--- BEGIN DATA RECORDS ---

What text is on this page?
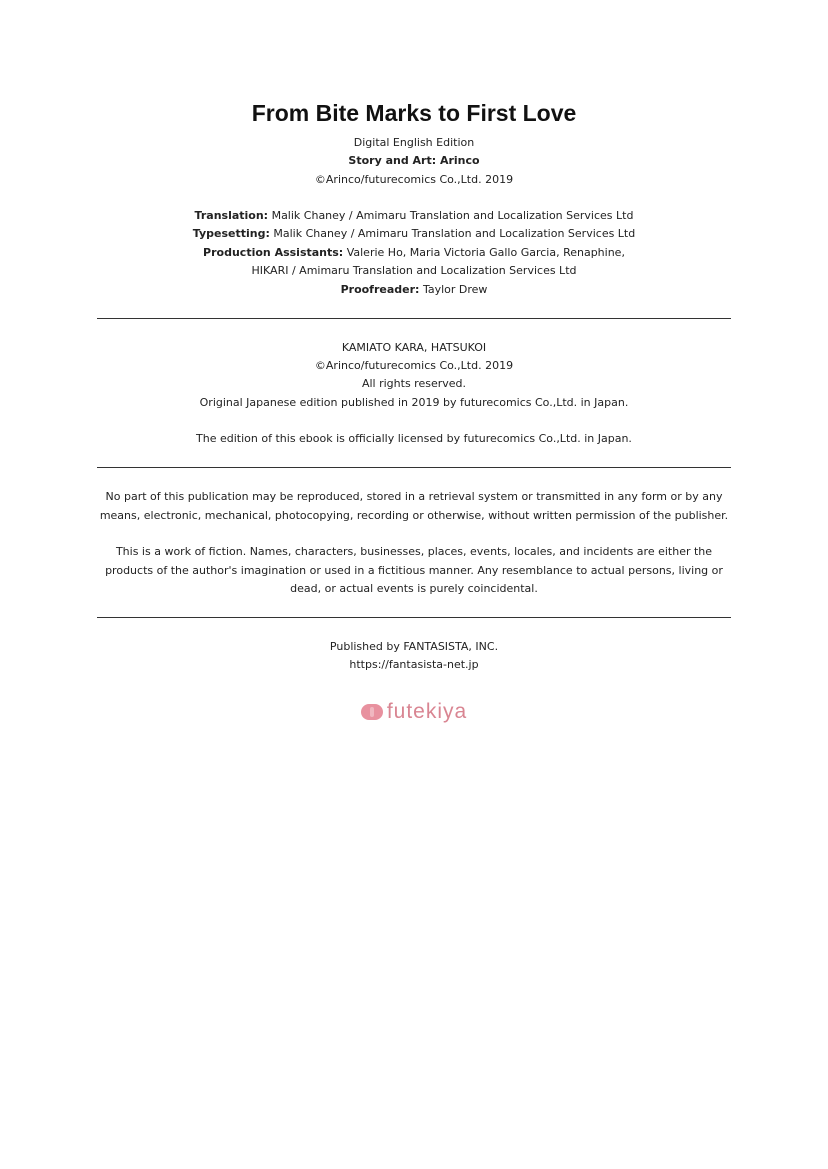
From Bite Marks to First Love
Digital English Edition
Story and Art: Arinco
©Arinco/futurecomics Co.,Ltd. 2019
Translation: Malik Chaney / Amimaru Translation and Localization Services Ltd
Typesetting: Malik Chaney / Amimaru Translation and Localization Services Ltd
Production Assistants: Valerie Ho, Maria Victoria Gallo Garcia, Renaphine,
HIKARI / Amimaru Translation and Localization Services Ltd
Proofreader: Taylor Drew
KAMIATO KARA, HATSUKOI
©Arinco/futurecomics Co.,Ltd. 2019
All rights reserved.
Original Japanese edition published in 2019 by futurecomics Co.,Ltd. in Japan.
The edition of this ebook is officially licensed by futurecomics Co.,Ltd. in Japan.
No part of this publication may be reproduced, stored in a retrieval system or transmitted in any form or by any
means, electronic, mechanical, photocopying, recording or otherwise, without written permission of the publisher.
This is a work of fiction. Names, characters, businesses, places, events, locales, and incidents are either the
products of the author's imagination or used in a fictitious manner. Any resemblance to actual persons, living or
dead, or actual events is purely coincidental.
Published by FANTASISTA, INC.
https://fantasista-net.jp
futekiya
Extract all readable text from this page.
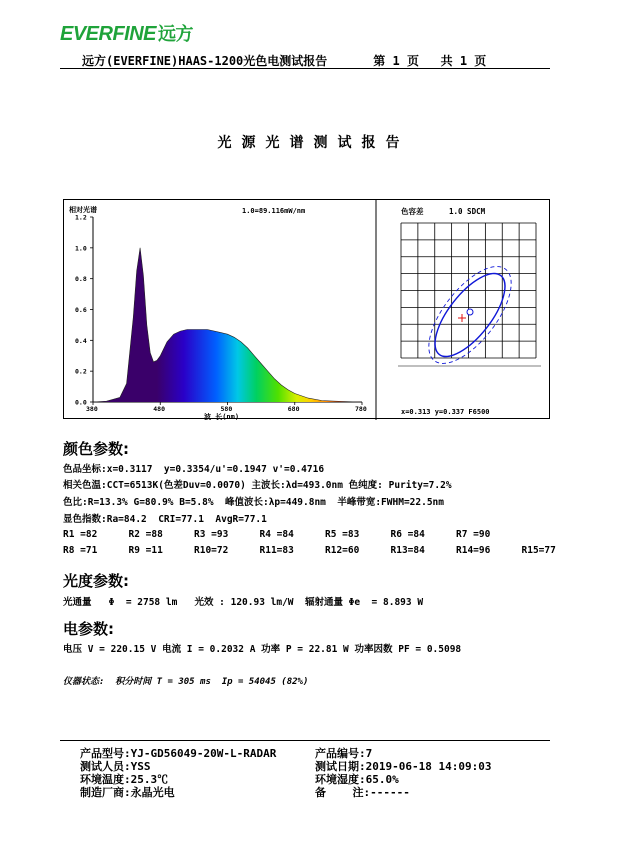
EVERFINE 远方
远方(EVERFINE)HAAS-1200光色电测试报告	第 1 页   共 1 页
光源光谱测试报告
1.2
1.0
0.8
0.6
0.4
0.2
0.0
380	480	580	680	780
相对光谱	1.0=89.116mW/nm
波 长(nm)
色容差	1.0 SDCM
x=0.313 y=0.337 F6500
颜色参数:
色品坐标:x=0.3117  y=0.3354/u'=0.1947 v'=0.4716
相关色温:CCT=6513K(色差Duv=0.0070) 主波长:λd=493.0nm 色纯度: Purity=7.2%
色比:R=13.3% G=80.9% B=5.8%  峰值波长:λp=449.8nm  半峰带宽:FWHM=22.5nm
显色指数:Ra=84.2  CRI=77.1  AvgR=77.1
R1 =82	R2 =88	R3 =93	R4 =84	R5 =83	R6 =84	R7 =90
R8 =71	R9 =11	R10=72	R11=83	R12=60	R13=84	R14=96	R15=77
光度参数:
光通量   Φ  = 2758 lm   光效 : 120.93 lm/W  辐射通量 Φe  = 8.893 W
电参数:
电压 V = 220.15 V 电流 I = 0.2032 A 功率 P = 22.81 W 功率因数 PF = 0.5098
仪器状态:  积分时间 T = 305 ms  Ip = 54045 (82%)
产品型号:YJ-GD56049-20W-L-RADAR	产品编号:7
测试人员:YSS	测试日期:2019-06-18 14:09:03
环境温度:25.3℃	环境湿度:65.0%
制造厂商:永晶光电	备    注:------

--- END DATA RECORDS ---

## WHAT THIS TASK INVOLVES
Pull out all lines from the entries above in which the word "Localization" appears.

## THE SOLUTION
Translation: Malik Chaney / Amimaru Translation and Localization Services Ltd
Typesetting: Malik Chaney / Amimaru Translation and Localization Services Ltd
HIKARI / Amimaru Translation and Localization Services Ltd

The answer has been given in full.